* _THE PROBLEM_: Read through the records below and copy each line that uses the word "called".

* start DATA *

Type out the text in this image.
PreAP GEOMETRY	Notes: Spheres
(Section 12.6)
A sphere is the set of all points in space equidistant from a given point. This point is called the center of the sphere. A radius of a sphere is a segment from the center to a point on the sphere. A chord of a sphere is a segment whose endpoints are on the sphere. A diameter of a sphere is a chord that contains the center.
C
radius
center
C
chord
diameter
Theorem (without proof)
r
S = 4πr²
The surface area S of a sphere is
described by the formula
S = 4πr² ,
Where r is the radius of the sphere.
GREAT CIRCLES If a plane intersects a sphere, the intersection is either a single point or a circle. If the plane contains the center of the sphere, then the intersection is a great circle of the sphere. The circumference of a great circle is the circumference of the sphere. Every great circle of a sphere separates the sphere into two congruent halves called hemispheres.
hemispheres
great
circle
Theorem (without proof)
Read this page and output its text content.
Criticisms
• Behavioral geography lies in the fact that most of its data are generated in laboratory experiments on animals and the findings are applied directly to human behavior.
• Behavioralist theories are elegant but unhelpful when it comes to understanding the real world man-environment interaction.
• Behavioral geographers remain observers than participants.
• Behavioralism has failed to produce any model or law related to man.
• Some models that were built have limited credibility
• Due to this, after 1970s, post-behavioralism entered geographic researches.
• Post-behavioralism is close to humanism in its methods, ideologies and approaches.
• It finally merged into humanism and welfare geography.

* end DATA *

* _EXPECTED OUTPUT_:
A sphere is the set of all points in space equidistant from a given point. This point is called the center of the sphere. A radius of a sphere is a segment from the center to a point on the sphere. A chord of a sphere is a segment whose endpoints are on the sphere. A diameter of a sphere is a chord that contains the center.
GREAT CIRCLES If a plane intersects a sphere, the intersection is either a single point or a circle. If the plane contains the center of the sphere, then the intersection is a great circle of the sphere. The circumference of a great circle is the circumference of the sphere. Every great circle of a sphere separates the sphere into two congruent halves called hemispheres.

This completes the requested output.